- What is asked -
Every line with the string "title" should be gathered.

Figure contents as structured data
- - -

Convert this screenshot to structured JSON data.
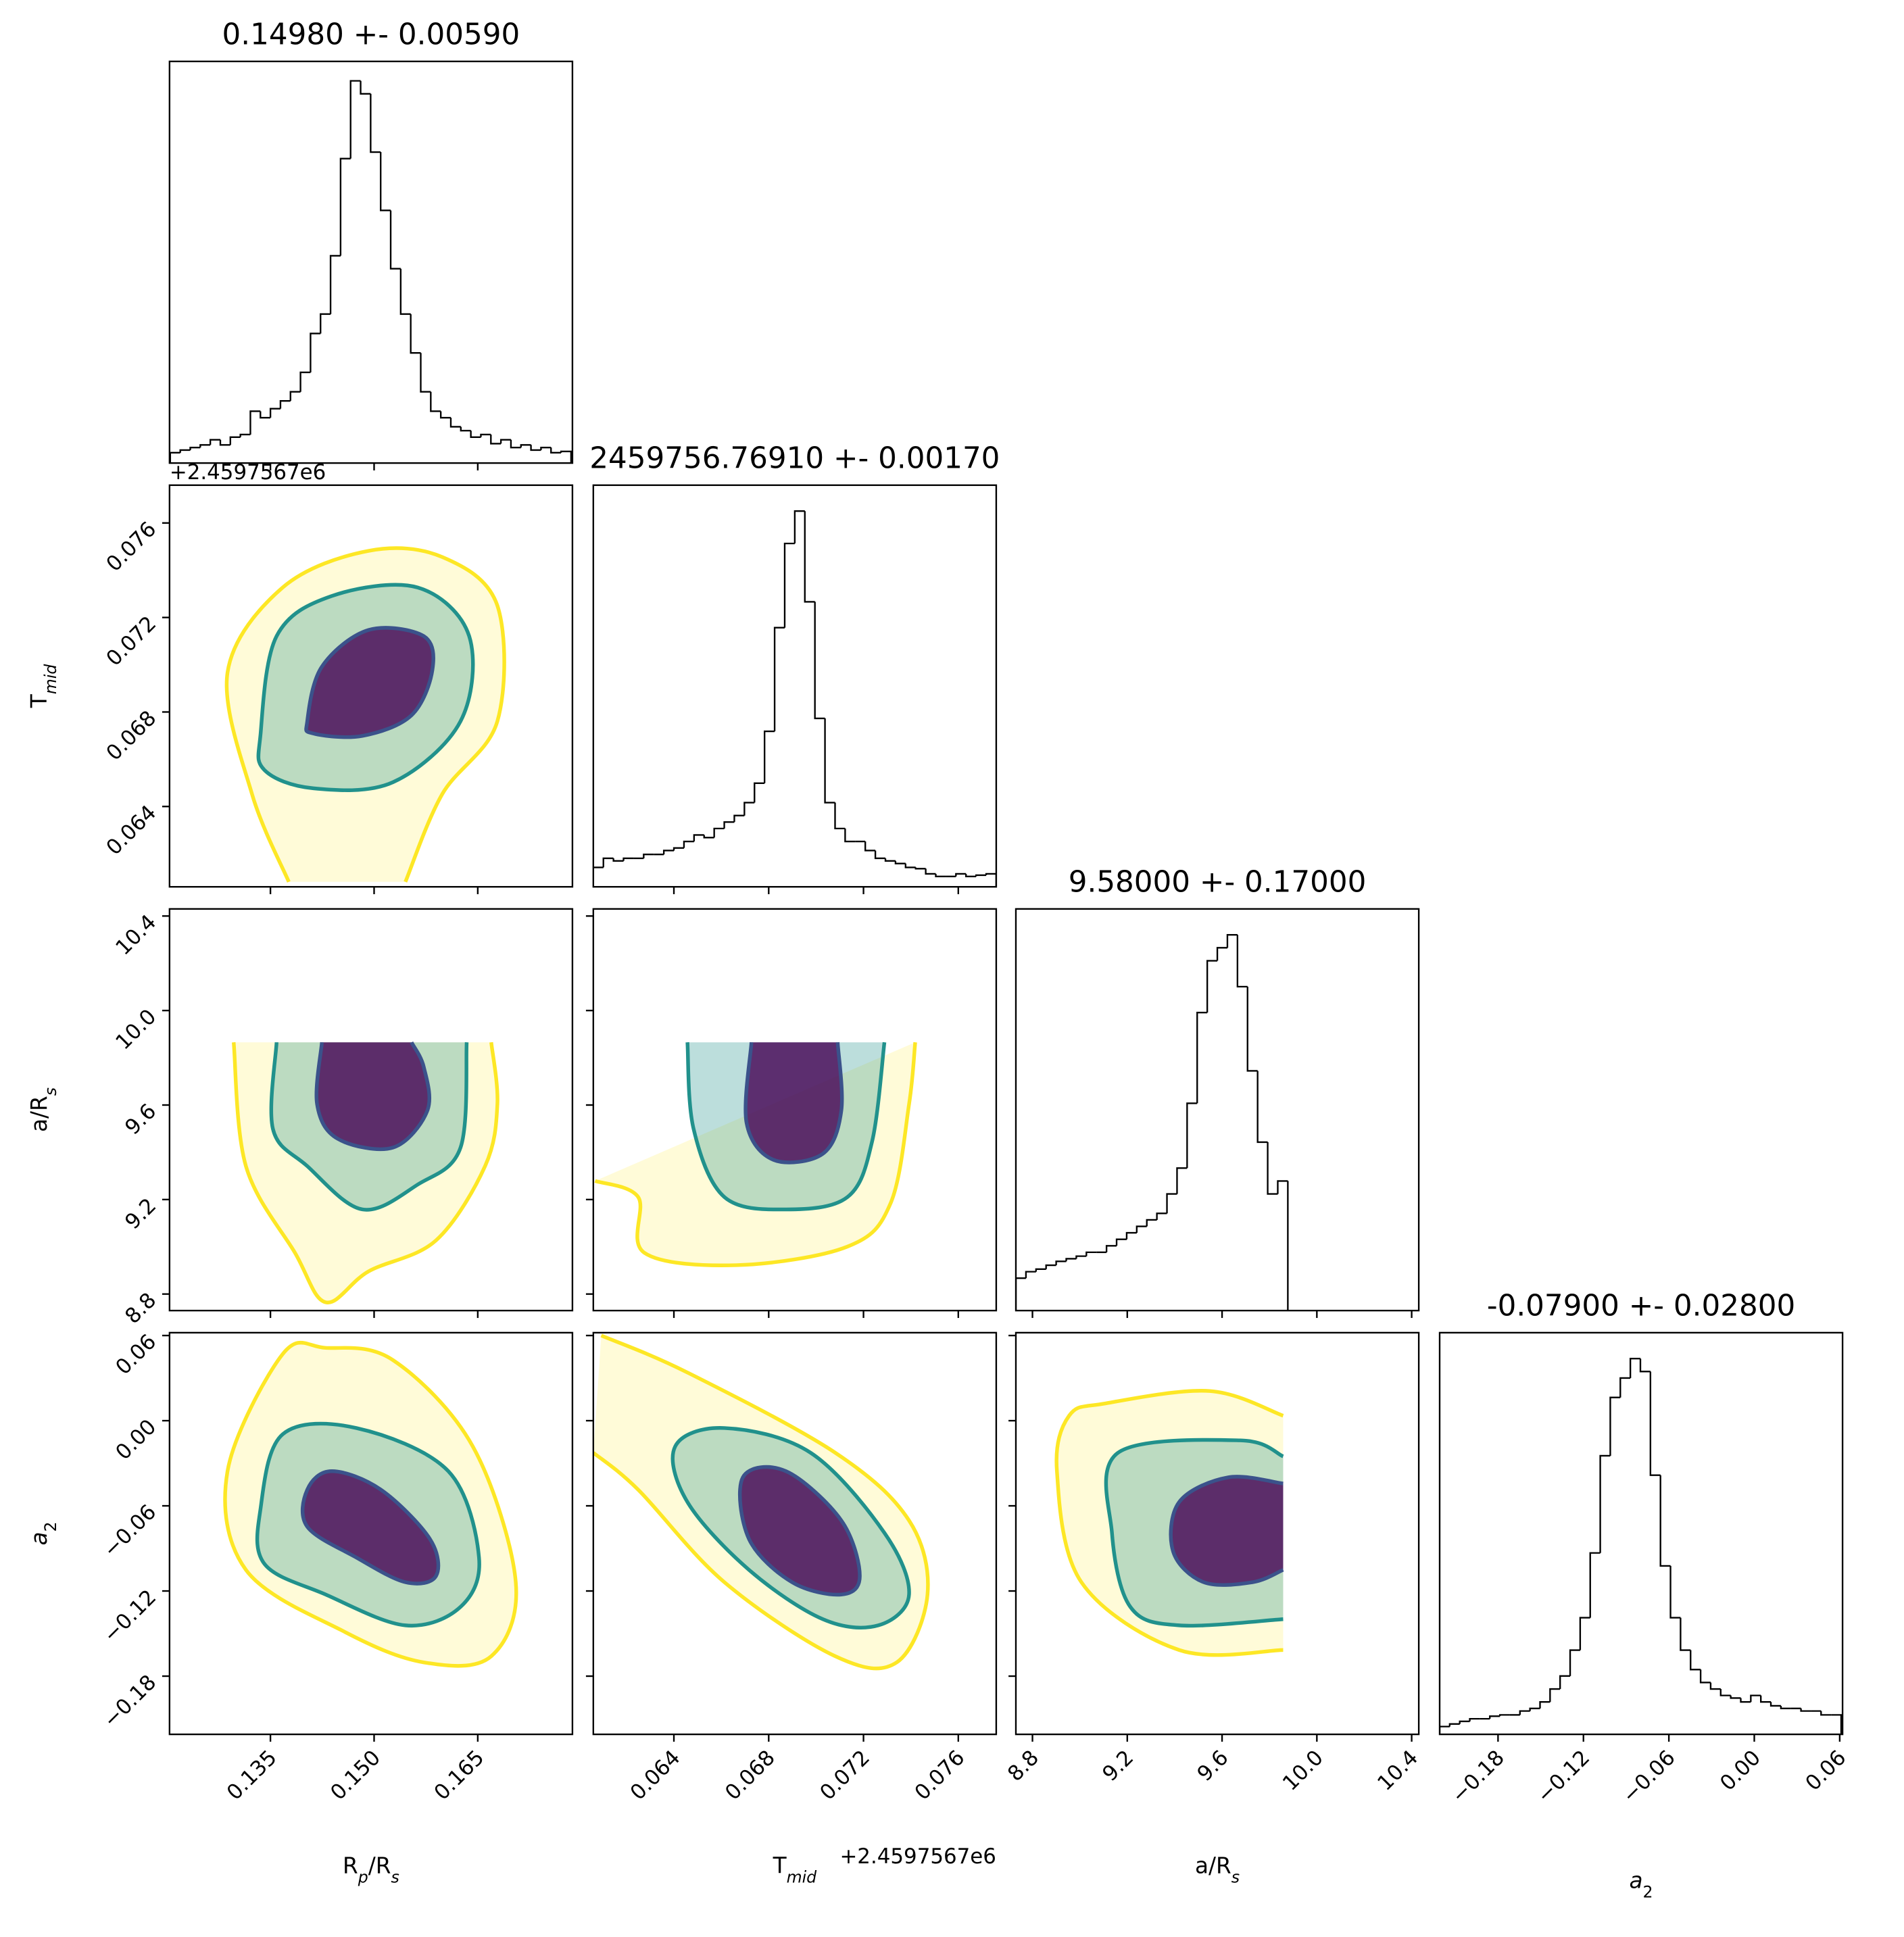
{
  "chart_data": [
    {
      "type": "histogram",
      "title": "0.14980 +- 0.00590",
      "color": "#000000",
      "xlim": [
        0.1204,
        0.1787
      ],
      "ylim": [
        0,
        310
      ],
      "xticks": [
        0.135,
        0.15,
        0.165
      ],
      "bins": [
        0.1205,
        0.12195,
        0.1234,
        0.12485,
        0.1263,
        0.12775,
        0.1292,
        0.13065,
        0.1321,
        0.13355,
        0.135,
        0.13645,
        0.1379,
        0.13935,
        0.1408,
        0.14225,
        0.1437,
        0.14515,
        0.1466,
        0.14805,
        0.1495,
        0.15095,
        0.1524,
        0.15385,
        0.1553,
        0.15675,
        0.1582,
        0.15965,
        0.1611,
        0.16255,
        0.164,
        0.16545,
        0.1669,
        0.16835,
        0.1698,
        0.17125,
        0.1727,
        0.17415,
        0.1756,
        0.17705,
        0.1785
      ],
      "values": [
        8,
        10,
        12,
        14,
        18,
        14,
        20,
        22,
        40,
        35,
        42,
        48,
        55,
        70,
        100,
        115,
        160,
        235,
        295,
        285,
        240,
        195,
        150,
        115,
        85,
        55,
        40,
        35,
        28,
        25,
        20,
        22,
        15,
        18,
        12,
        14,
        10,
        12,
        8,
        9
      ]
    },
    {
      "type": "contour",
      "xlim": [
        0.1204,
        0.1787
      ],
      "ylim": [
        0.0606,
        0.0776
      ],
      "xticks": [
        0.135,
        0.15,
        0.165
      ],
      "yticks": [
        0.064,
        0.068,
        0.072,
        0.076
      ],
      "ylabel": [
        {
          "text": "T"
        },
        {
          "text": "mid",
          "sub": true,
          "italic": true
        }
      ],
      "y_offset_label": "+2.4597567e6",
      "contours": [
        {
          "color": "#fde725",
          "closed": false,
          "x": [
            0.13766,
            0.13234,
            0.12879,
            0.13678,
            0.1492,
            0.15985,
            0.16784,
            0.16784,
            0.15985,
            0.15453
          ],
          "y": [
            0.06081,
            0.06452,
            0.06967,
            0.07327,
            0.07482,
            0.07456,
            0.0725,
            0.06761,
            0.06452,
            0.06081
          ]
        },
        {
          "color": "#21918c",
          "closed": true,
          "x": [
            0.13358,
            0.13589,
            0.14388,
            0.1563,
            0.16376,
            0.16251,
            0.15275,
            0.14121,
            0.13411
          ],
          "y": [
            0.06709,
            0.07121,
            0.07291,
            0.07327,
            0.07121,
            0.06761,
            0.06503,
            0.06477,
            0.06555
          ]
        },
        {
          "color": "#3b528b",
          "closed": true,
          "x": [
            0.14033,
            0.14245,
            0.1492,
            0.15719,
            0.15843,
            0.15541,
            0.14831,
            0.14121
          ],
          "y": [
            0.06761,
            0.06992,
            0.07147,
            0.07121,
            0.06977,
            0.06786,
            0.06699,
            0.06709
          ]
        }
      ]
    },
    {
      "type": "histogram",
      "title": "2459756.76910 +- 0.00170",
      "color": "#000000",
      "xlim": [
        0.0606,
        0.0776
      ],
      "ylim": [
        0,
        310
      ],
      "xticks": [
        0.064,
        0.068,
        0.072,
        0.076
      ],
      "bins": [
        0.0606,
        0.061025,
        0.06145,
        0.061875,
        0.0623,
        0.062725,
        0.06315,
        0.063575,
        0.064,
        0.064425,
        0.06485,
        0.065275,
        0.0657,
        0.066125,
        0.06655,
        0.066975,
        0.0674,
        0.067825,
        0.06825,
        0.068675,
        0.0691,
        0.069525,
        0.06995,
        0.070375,
        0.0708,
        0.071225,
        0.07165,
        0.072075,
        0.0725,
        0.072925,
        0.07335,
        0.073775,
        0.0742,
        0.074625,
        0.07505,
        0.075475,
        0.0759,
        0.076325,
        0.07675,
        0.077175,
        0.0776
      ],
      "values": [
        15,
        22,
        20,
        22,
        22,
        25,
        25,
        28,
        30,
        35,
        40,
        38,
        45,
        50,
        55,
        65,
        80,
        120,
        200,
        265,
        290,
        220,
        130,
        65,
        45,
        35,
        35,
        28,
        22,
        20,
        18,
        15,
        14,
        10,
        8,
        8,
        10,
        8,
        9,
        10
      ]
    },
    {
      "type": "contour",
      "xlim": [
        0.1204,
        0.1787
      ],
      "ylim": [
        8.73,
        10.43
      ],
      "xticks": [
        0.135,
        0.15,
        0.165
      ],
      "yticks": [
        8.8,
        9.2,
        9.6,
        {
          "value": 10,
          "label": "10.0"
        },
        10.4
      ],
      "ylabel": [
        {
          "text": "a/R"
        },
        {
          "text": "s",
          "sub": true,
          "italic": true
        }
      ],
      "contours": [
        {
          "color": "#fde725",
          "closed": false,
          "x": [
            0.12968,
            0.13145,
            0.13855,
            0.14299,
            0.1492,
            0.15896,
            0.16606,
            0.16784,
            0.16695
          ],
          "y": [
            9.8655,
            9.3415,
            8.9747,
            8.7651,
            8.8961,
            9.0271,
            9.3415,
            9.6035,
            9.8655
          ]
        },
        {
          "color": "#21918c",
          "closed": false,
          "x": [
            0.13589,
            0.13536,
            0.14033,
            0.14831,
            0.1563,
            0.16251,
            0.1634
          ],
          "y": [
            9.8655,
            9.4987,
            9.3415,
            9.1581,
            9.2632,
            9.4201,
            9.8655
          ]
        },
        {
          "color": "#3b528b",
          "closed": false,
          "x": [
            0.14245,
            0.14175,
            0.14476,
            0.15275,
            0.15772,
            0.15719,
            0.15541
          ],
          "y": [
            9.8655,
            9.6035,
            9.4568,
            9.4201,
            9.5773,
            9.7607,
            9.8655
          ]
        }
      ]
    },
    {
      "type": "contour",
      "xlim": [
        0.0606,
        0.0776
      ],
      "ylim": [
        8.73,
        10.43
      ],
      "xticks": [
        0.064,
        0.068,
        0.072,
        0.076
      ],
      "yticks": [
        8.8,
        9.2,
        9.6,
        10,
        10.4
      ],
      "contours": [
        {
          "color": "#fde725",
          "closed": false,
          "x": [
            0.060675,
            0.062493,
            0.062753,
            0.066649,
            0.071325,
            0.073143,
            0.073922,
            0.074182
          ],
          "y": [
            9.2786,
            9.2105,
            8.9747,
            8.9223,
            9.0009,
            9.1843,
            9.6035,
            9.8655
          ]
        },
        {
          "color": "#21918c",
          "closed": false,
          "x": [
            0.064571,
            0.064831,
            0.06613,
            0.068727,
            0.071325,
            0.072364,
            0.072883
          ],
          "y": [
            9.8655,
            9.4987,
            9.2105,
            9.1581,
            9.2105,
            9.4463,
            9.8655
          ]
        },
        {
          "color": "#3b528b",
          "closed": false,
          "x": [
            0.067273,
            0.067065,
            0.068208,
            0.070286,
            0.071065,
            0.070909
          ],
          "y": [
            9.8655,
            9.5249,
            9.3677,
            9.3939,
            9.5773,
            9.8655
          ]
        }
      ]
    },
    {
      "type": "histogram",
      "title": "9.58000 +- 0.17000",
      "color": "#000000",
      "xlim": [
        8.73,
        10.43
      ],
      "ylim": [
        0,
        310
      ],
      "xticks": [
        8.8,
        9.2,
        9.6,
        10,
        10.4
      ],
      "bins": [
        8.73,
        8.7725,
        8.815,
        8.8575,
        8.9,
        8.9425,
        8.985,
        9.0275,
        9.07,
        9.1125,
        9.155,
        9.1975,
        9.24,
        9.2825,
        9.325,
        9.3675,
        9.41,
        9.4525,
        9.495,
        9.5375,
        9.58,
        9.6225,
        9.665,
        9.7075,
        9.75,
        9.7925,
        9.835,
        9.8775,
        9.92,
        9.9625,
        10.005,
        10.0475,
        10.09,
        10.1325,
        10.175,
        10.2175,
        10.26,
        10.3025,
        10.345,
        10.3875,
        10.43
      ],
      "values": [
        25,
        30,
        32,
        35,
        38,
        40,
        42,
        45,
        45,
        50,
        55,
        60,
        65,
        70,
        75,
        90,
        110,
        160,
        230,
        270,
        280,
        290,
        250,
        185,
        130,
        90,
        100,
        0,
        0,
        0,
        0,
        0,
        0,
        0,
        0,
        0,
        0,
        0,
        0,
        0
      ]
    },
    {
      "type": "contour",
      "xlim": [
        0.1204,
        0.1787
      ],
      "ylim": [
        -0.221,
        0.062
      ],
      "xticks": [
        0.135,
        {
          "value": 0.15,
          "label": "0.150"
        },
        0.165
      ],
      "yticks": [
        {
          "value": -0.18,
          "label": "−0.18"
        },
        {
          "value": -0.12,
          "label": "−0.12"
        },
        {
          "value": -0.06,
          "label": "−0.06"
        },
        {
          "value": 0,
          "label": "0.00"
        },
        0.06
      ],
      "xlabel": [
        {
          "text": "R"
        },
        {
          "text": "p",
          "sub": true,
          "italic": true
        },
        {
          "text": "/R"
        },
        {
          "text": "s",
          "sub": true,
          "italic": true
        }
      ],
      "ylabel": [
        {
          "text": "a",
          "italic": true
        },
        {
          "text": "2",
          "sub": true
        }
      ],
      "contours": [
        {
          "color": "#fde725",
          "closed": true,
          "x": [
            0.12879,
            0.13678,
            0.14299,
            0.15275,
            0.16429,
            0.1705,
            0.16695,
            0.15719,
            0.14565,
            0.13145
          ],
          "y": [
            -0.03559,
            0.04697,
            0.05131,
            0.04262,
            -0.01821,
            -0.1138,
            -0.16594,
            -0.17029,
            -0.14856,
            -0.10511
          ]
        },
        {
          "color": "#21918c",
          "closed": true,
          "x": [
            0.13358,
            0.13678,
            0.14743,
            0.16074,
            0.16518,
            0.16251,
            0.15453,
            0.14299,
            0.13411
          ],
          "y": [
            -0.06166,
            -0.00952,
            -0.00518,
            -0.03559,
            -0.09642,
            -0.13118,
            -0.14422,
            -0.12249,
            -0.10077
          ]
        },
        {
          "color": "#3b528b",
          "closed": true,
          "x": [
            0.14033,
            0.14388,
            0.15098,
            0.15808,
            0.15896,
            0.15453,
            0.14743,
            0.14033
          ],
          "y": [
            -0.04863,
            -0.03559,
            -0.04863,
            -0.08339,
            -0.10946,
            -0.1138,
            -0.09642,
            -0.0747
          ]
        }
      ]
    },
    {
      "type": "contour",
      "xlim": [
        0.0606,
        0.0776
      ],
      "ylim": [
        -0.221,
        0.062
      ],
      "xticks": [
        0.064,
        0.068,
        0.072,
        0.076
      ],
      "yticks": [
        -0.18,
        -0.12,
        -0.06,
        0,
        0.06
      ],
      "xlabel": [
        {
          "text": "T"
        },
        {
          "text": "mid",
          "sub": true,
          "italic": true
        }
      ],
      "x_offset_label": "+2.4597567e6",
      "contours": [
        {
          "color": "#fde725",
          "closed": false,
          "x": [
            0.060935,
            0.064571,
            0.070805,
            0.073922,
            0.074701,
            0.073403,
            0.070805,
            0.06613,
            0.062493,
            0.0606
          ],
          "y": [
            0.06,
            0.03393,
            -0.02256,
            -0.07035,
            -0.12249,
            -0.17029,
            -0.16594,
            -0.1138,
            -0.04863,
            -0.02256
          ]
        },
        {
          "color": "#21918c",
          "closed": true,
          "x": [
            0.064052,
            0.06613,
            0.069766,
            0.072883,
            0.073922,
            0.072623,
            0.070286,
            0.067169,
            0.064571
          ],
          "y": [
            -0.01821,
            -0.00518,
            -0.02256,
            -0.07904,
            -0.12249,
            -0.14422,
            -0.13987,
            -0.10511,
            -0.05731
          ]
        },
        {
          "color": "#3b528b",
          "closed": true,
          "x": [
            0.066909,
            0.068727,
            0.071065,
            0.071844,
            0.071065,
            0.068987,
            0.067169
          ],
          "y": [
            -0.03994,
            -0.03559,
            -0.07035,
            -0.10946,
            -0.12249,
            -0.1138,
            -0.08339
          ]
        }
      ]
    },
    {
      "type": "contour",
      "xlim": [
        8.73,
        10.43
      ],
      "ylim": [
        -0.221,
        0.062
      ],
      "xticks": [
        8.8,
        9.2,
        9.6,
        {
          "value": 10,
          "label": "10.0"
        },
        10.4
      ],
      "yticks": [
        -0.18,
        -0.12,
        -0.06,
        0,
        0.06
      ],
      "xlabel": [
        {
          "text": "a/R"
        },
        {
          "text": "s",
          "sub": true,
          "italic": true
        }
      ],
      "contours": [
        {
          "color": "#fde725",
          "closed": false,
          "x": [
            9.8578,
            9.5482,
            9.1096,
            8.9548,
            8.9032,
            9.0064,
            9.4192,
            9.8578
          ],
          "y": [
            0.00352,
            0.02089,
            0.0122,
            0.00352,
            -0.03559,
            -0.1138,
            -0.16159,
            -0.16159
          ]
        },
        {
          "color": "#21918c",
          "closed": false,
          "x": [
            9.8578,
            9.6772,
            9.1612,
            9.1354,
            9.2128,
            9.4192,
            9.8578
          ],
          "y": [
            -0.02516,
            -0.01387,
            -0.02256,
            -0.07904,
            -0.13118,
            -0.14422,
            -0.13987
          ]
        },
        {
          "color": "#3b528b",
          "closed": false,
          "x": [
            9.8578,
            9.6256,
            9.4192,
            9.3934,
            9.5224,
            9.7288,
            9.8578
          ],
          "y": [
            -0.04428,
            -0.03994,
            -0.05731,
            -0.09208,
            -0.1138,
            -0.1138,
            -0.10511
          ]
        }
      ]
    },
    {
      "type": "histogram",
      "title": "-0.07900 +- 0.02800",
      "color": "#000000",
      "xlim": [
        -0.221,
        0.062
      ],
      "ylim": [
        0,
        310
      ],
      "xticks": [
        {
          "value": -0.18,
          "label": "−0.18"
        },
        {
          "value": -0.12,
          "label": "−0.12"
        },
        {
          "value": -0.06,
          "label": "−0.06"
        },
        {
          "value": 0,
          "label": "0.00"
        },
        0.06
      ],
      "xlabel": [
        {
          "text": "a",
          "italic": true
        },
        {
          "text": "2",
          "sub": true
        }
      ],
      "bins": [
        -0.221,
        -0.21395,
        -0.2069,
        -0.19985,
        -0.1928,
        -0.18575,
        -0.1787,
        -0.17165,
        -0.1646,
        -0.15755,
        -0.1505,
        -0.14345,
        -0.1364,
        -0.12935,
        -0.1223,
        -0.11525,
        -0.1082,
        -0.10115,
        -0.0941,
        -0.08705,
        -0.08,
        -0.07295,
        -0.0659,
        -0.05885,
        -0.0518,
        -0.04475,
        -0.0377,
        -0.03065,
        -0.0236,
        -0.01655,
        -0.0095,
        -0.00245,
        0.0046,
        0.01165,
        0.0187,
        0.02575,
        0.0328,
        0.03985,
        0.0469,
        0.05395,
        0.061
      ],
      "values": [
        6,
        8,
        10,
        12,
        12,
        14,
        15,
        15,
        18,
        20,
        25,
        35,
        45,
        65,
        90,
        140,
        215,
        260,
        275,
        290,
        280,
        200,
        130,
        90,
        65,
        50,
        40,
        35,
        30,
        28,
        25,
        30,
        25,
        22,
        20,
        20,
        18,
        18,
        15,
        15
      ]
    }
  ]
}
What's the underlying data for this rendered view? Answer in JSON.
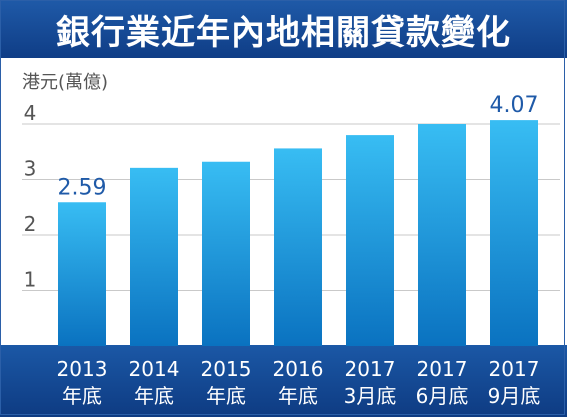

- - -

- Exercise output -
      "title": "0.14980 +- 0.00590",
      "title": "2459756.76910 +- 0.00170",
      "title": "9.58000 +- 0.17000",
      "title": "-0.07900 +- 0.02800",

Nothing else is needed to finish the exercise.